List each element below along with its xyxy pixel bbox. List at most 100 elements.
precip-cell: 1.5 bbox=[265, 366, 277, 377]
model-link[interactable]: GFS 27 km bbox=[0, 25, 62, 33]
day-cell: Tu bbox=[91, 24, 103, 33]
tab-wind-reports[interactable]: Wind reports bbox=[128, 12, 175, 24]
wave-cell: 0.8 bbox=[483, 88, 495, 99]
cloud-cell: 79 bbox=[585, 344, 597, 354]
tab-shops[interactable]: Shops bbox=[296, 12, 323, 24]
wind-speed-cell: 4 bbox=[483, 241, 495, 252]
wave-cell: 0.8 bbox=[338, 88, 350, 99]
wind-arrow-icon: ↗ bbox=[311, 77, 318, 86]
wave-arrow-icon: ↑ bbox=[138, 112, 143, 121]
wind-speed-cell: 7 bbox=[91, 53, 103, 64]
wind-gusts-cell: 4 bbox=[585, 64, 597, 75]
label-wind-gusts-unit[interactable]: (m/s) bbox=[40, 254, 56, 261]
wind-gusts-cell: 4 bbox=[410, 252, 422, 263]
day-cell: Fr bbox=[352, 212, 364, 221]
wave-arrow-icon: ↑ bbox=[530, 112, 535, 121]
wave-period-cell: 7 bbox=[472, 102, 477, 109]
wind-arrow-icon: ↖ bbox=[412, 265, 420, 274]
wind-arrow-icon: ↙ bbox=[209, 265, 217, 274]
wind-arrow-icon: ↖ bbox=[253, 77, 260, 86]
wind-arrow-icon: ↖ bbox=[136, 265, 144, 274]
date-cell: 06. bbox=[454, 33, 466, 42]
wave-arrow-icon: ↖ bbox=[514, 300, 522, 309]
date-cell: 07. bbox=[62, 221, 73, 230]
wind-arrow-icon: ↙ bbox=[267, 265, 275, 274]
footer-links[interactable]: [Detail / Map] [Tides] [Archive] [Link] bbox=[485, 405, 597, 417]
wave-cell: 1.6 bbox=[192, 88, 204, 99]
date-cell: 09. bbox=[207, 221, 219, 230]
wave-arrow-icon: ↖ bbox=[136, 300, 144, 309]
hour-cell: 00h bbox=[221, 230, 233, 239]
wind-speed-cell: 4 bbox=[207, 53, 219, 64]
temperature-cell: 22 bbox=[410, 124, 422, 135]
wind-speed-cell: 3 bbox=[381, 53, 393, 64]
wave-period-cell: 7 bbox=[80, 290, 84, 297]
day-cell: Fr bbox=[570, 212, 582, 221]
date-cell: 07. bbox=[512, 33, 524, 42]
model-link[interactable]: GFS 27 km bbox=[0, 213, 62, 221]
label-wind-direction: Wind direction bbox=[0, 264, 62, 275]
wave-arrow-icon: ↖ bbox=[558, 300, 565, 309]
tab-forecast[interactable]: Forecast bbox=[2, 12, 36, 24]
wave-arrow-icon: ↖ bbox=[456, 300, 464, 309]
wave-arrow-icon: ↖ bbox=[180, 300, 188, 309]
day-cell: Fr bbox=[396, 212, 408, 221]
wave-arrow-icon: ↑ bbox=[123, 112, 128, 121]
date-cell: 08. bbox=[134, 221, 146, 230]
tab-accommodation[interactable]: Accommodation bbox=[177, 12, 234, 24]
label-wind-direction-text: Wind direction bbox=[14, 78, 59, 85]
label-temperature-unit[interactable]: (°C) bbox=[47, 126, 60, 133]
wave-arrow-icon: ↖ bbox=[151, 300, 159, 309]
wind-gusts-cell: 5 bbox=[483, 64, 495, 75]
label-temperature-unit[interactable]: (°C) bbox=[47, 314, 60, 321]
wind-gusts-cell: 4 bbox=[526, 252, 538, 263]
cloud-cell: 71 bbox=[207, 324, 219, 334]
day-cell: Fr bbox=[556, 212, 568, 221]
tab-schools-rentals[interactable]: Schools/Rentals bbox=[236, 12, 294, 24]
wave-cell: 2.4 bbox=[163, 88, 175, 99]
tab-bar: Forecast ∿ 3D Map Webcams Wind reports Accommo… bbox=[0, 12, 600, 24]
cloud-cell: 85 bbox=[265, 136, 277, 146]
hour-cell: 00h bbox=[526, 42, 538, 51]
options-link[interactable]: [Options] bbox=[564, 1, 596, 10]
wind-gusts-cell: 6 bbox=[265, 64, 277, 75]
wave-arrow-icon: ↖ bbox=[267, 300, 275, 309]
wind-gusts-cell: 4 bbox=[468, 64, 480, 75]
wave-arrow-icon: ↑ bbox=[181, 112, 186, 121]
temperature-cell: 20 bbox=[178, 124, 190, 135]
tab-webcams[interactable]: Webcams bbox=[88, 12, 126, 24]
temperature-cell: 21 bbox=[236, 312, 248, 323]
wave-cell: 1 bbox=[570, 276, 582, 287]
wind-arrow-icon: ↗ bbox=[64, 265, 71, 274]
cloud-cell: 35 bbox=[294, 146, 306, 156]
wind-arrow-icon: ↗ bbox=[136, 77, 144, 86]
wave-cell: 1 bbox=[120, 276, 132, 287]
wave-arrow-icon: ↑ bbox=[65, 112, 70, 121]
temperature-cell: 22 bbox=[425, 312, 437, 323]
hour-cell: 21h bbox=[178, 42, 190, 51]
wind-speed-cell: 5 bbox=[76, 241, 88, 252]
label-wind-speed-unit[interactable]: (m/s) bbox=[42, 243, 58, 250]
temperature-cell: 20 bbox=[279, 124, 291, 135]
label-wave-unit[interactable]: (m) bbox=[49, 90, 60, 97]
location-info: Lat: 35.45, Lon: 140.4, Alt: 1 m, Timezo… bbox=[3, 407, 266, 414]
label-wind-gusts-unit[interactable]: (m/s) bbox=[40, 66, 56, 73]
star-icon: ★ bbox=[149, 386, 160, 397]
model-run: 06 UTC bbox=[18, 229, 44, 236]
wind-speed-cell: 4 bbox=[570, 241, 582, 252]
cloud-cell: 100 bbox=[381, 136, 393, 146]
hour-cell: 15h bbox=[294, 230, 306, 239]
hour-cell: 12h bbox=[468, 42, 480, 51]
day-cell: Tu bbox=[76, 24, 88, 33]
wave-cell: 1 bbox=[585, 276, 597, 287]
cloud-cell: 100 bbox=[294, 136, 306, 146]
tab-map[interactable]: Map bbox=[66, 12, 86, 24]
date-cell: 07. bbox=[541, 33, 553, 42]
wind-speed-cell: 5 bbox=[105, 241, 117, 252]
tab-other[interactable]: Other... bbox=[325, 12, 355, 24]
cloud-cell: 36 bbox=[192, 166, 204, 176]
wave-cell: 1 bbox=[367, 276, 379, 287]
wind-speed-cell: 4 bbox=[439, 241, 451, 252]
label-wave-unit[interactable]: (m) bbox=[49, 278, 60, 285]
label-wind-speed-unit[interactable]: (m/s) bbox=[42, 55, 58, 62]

Stated problem: Copy every line of the entries above, character for character, with nothing added or left out.

The result:
List each element below along with its xyxy pixel bbox. List at most 100 elements.
precip-cell: 1.5 bbox=[265, 366, 277, 377]
model-link[interactable]: GFS 27 km bbox=[0, 25, 62, 33]
day-cell: Tu bbox=[91, 24, 103, 33]
tab-wind-reports[interactable]: Wind reports bbox=[128, 12, 175, 24]
wave-cell: 0.8 bbox=[483, 88, 495, 99]
cloud-cell: 79 bbox=[585, 344, 597, 354]
tab-shops[interactable]: Shops bbox=[296, 12, 323, 24]
wind-speed-cell: 4 bbox=[483, 241, 495, 252]
wave-cell: 0.8 bbox=[338, 88, 350, 99]
wind-arrow-icon: ↗ bbox=[311, 77, 318, 86]
wave-arrow-icon: ↑ bbox=[138, 112, 143, 121]
wind-speed-cell: 7 bbox=[91, 53, 103, 64]
wind-gusts-cell: 4 bbox=[585, 64, 597, 75]
label-wind-gusts-unit[interactable]: (m/s) bbox=[40, 254, 56, 261]
wind-gusts-cell: 4 bbox=[410, 252, 422, 263]
day-cell: Fr bbox=[352, 212, 364, 221]
wave-arrow-icon: ↑ bbox=[530, 112, 535, 121]
wave-period-cell: 7 bbox=[472, 102, 477, 109]
wind-arrow-icon: ↖ bbox=[412, 265, 420, 274]
wind-arrow-icon: ↙ bbox=[209, 265, 217, 274]
wind-arrow-icon: ↖ bbox=[253, 77, 260, 86]
wind-arrow-icon: ↖ bbox=[136, 265, 144, 274]
date-cell: 06. bbox=[454, 33, 466, 42]
wave-arrow-icon: ↖ bbox=[514, 300, 522, 309]
date-cell: 07. bbox=[62, 221, 73, 230]
wind-arrow-icon: ↙ bbox=[267, 265, 275, 274]
footer-links[interactable]: [Detail / Map] [Tides] [Archive] [Link] bbox=[485, 405, 597, 417]
wave-cell: 1.6 bbox=[192, 88, 204, 99]
date-cell: 09. bbox=[207, 221, 219, 230]
wave-arrow-icon: ↖ bbox=[136, 300, 144, 309]
hour-cell: 00h bbox=[221, 230, 233, 239]
wind-speed-cell: 4 bbox=[207, 53, 219, 64]
temperature-cell: 22 bbox=[410, 124, 422, 135]
wind-speed-cell: 3 bbox=[381, 53, 393, 64]
wave-period-cell: 7 bbox=[80, 290, 84, 297]
day-cell: Fr bbox=[570, 212, 582, 221]
date-cell: 07. bbox=[512, 33, 524, 42]
model-link[interactable]: GFS 27 km bbox=[0, 213, 62, 221]
label-wind-direction: Wind direction bbox=[0, 264, 62, 275]
wave-arrow-icon: ↖ bbox=[558, 300, 565, 309]
tab-forecast[interactable]: Forecast bbox=[2, 12, 36, 24]
wave-arrow-icon: ↖ bbox=[456, 300, 464, 309]
wave-arrow-icon: ↖ bbox=[180, 300, 188, 309]
day-cell: Fr bbox=[396, 212, 408, 221]
wave-arrow-icon: ↑ bbox=[123, 112, 128, 121]
date-cell: 08. bbox=[134, 221, 146, 230]
tab-accommodation[interactable]: Accommodation bbox=[177, 12, 234, 24]
label-wind-direction-text: Wind direction bbox=[14, 78, 59, 85]
label-temperature-unit[interactable]: (°C) bbox=[47, 126, 60, 133]
wave-arrow-icon: ↖ bbox=[151, 300, 159, 309]
wind-gusts-cell: 5 bbox=[483, 64, 495, 75]
label-temperature-unit[interactable]: (°C) bbox=[47, 314, 60, 321]
wind-gusts-cell: 4 bbox=[526, 252, 538, 263]
cloud-cell: 71 bbox=[207, 324, 219, 334]
day-cell: Fr bbox=[556, 212, 568, 221]
tab-schools-rentals[interactable]: Schools/Rentals bbox=[236, 12, 294, 24]
wave-cell: 2.4 bbox=[163, 88, 175, 99]
tab-bar: Forecast ∿ 3D Map Webcams Wind reports Accommo… bbox=[0, 12, 600, 24]
cloud-cell: 85 bbox=[265, 136, 277, 146]
hour-cell: 00h bbox=[526, 42, 538, 51]
options-link[interactable]: [Options] bbox=[564, 1, 596, 10]
wind-gusts-cell: 6 bbox=[265, 64, 277, 75]
wave-arrow-icon: ↖ bbox=[267, 300, 275, 309]
wind-gusts-cell: 4 bbox=[468, 64, 480, 75]
wave-arrow-icon: ↑ bbox=[181, 112, 186, 121]
temperature-cell: 20 bbox=[178, 124, 190, 135]
tab-webcams[interactable]: Webcams bbox=[88, 12, 126, 24]
temperature-cell: 21 bbox=[236, 312, 248, 323]
wave-cell: 1 bbox=[570, 276, 582, 287]
wind-arrow-icon: ↗ bbox=[64, 265, 71, 274]
cloud-cell: 35 bbox=[294, 146, 306, 156]
wind-arrow-icon: ↗ bbox=[136, 77, 144, 86]
wave-cell: 1 bbox=[120, 276, 132, 287]
wave-arrow-icon: ↑ bbox=[65, 112, 70, 121]
temperature-cell: 22 bbox=[425, 312, 437, 323]
hour-cell: 21h bbox=[178, 42, 190, 51]
wind-speed-cell: 5 bbox=[76, 241, 88, 252]
label-wind-speed-unit[interactable]: (m/s) bbox=[42, 243, 58, 250]
temperature-cell: 20 bbox=[279, 124, 291, 135]
label-wave-unit[interactable]: (m) bbox=[49, 90, 60, 97]
location-info: Lat: 35.45, Lon: 140.4, Alt: 1 m, Timezo… bbox=[3, 407, 266, 414]
label-wind-gusts-unit[interactable]: (m/s) bbox=[40, 66, 56, 73]
star-icon: ★ bbox=[149, 386, 160, 397]
model-run: 06 UTC bbox=[18, 229, 44, 236]
wind-speed-cell: 4 bbox=[570, 241, 582, 252]
cloud-cell: 100 bbox=[381, 136, 393, 146]
hour-cell: 15h bbox=[294, 230, 306, 239]
hour-cell: 12h bbox=[468, 42, 480, 51]
day-cell: Tu bbox=[76, 24, 88, 33]
wave-cell: 1 bbox=[585, 276, 597, 287]
cloud-cell: 100 bbox=[294, 136, 306, 146]
tab-map[interactable]: Map bbox=[66, 12, 86, 24]
date-cell: 07. bbox=[541, 33, 553, 42]
wind-speed-cell: 5 bbox=[105, 241, 117, 252]
tab-other[interactable]: Other... bbox=[325, 12, 355, 24]
cloud-cell: 36 bbox=[192, 166, 204, 176]
wave-cell: 1 bbox=[367, 276, 379, 287]
wind-speed-cell: 4 bbox=[439, 241, 451, 252]
label-wave-unit[interactable]: (m) bbox=[49, 278, 60, 285]
label-wind-speed-unit[interactable]: (m/s) bbox=[42, 55, 58, 62]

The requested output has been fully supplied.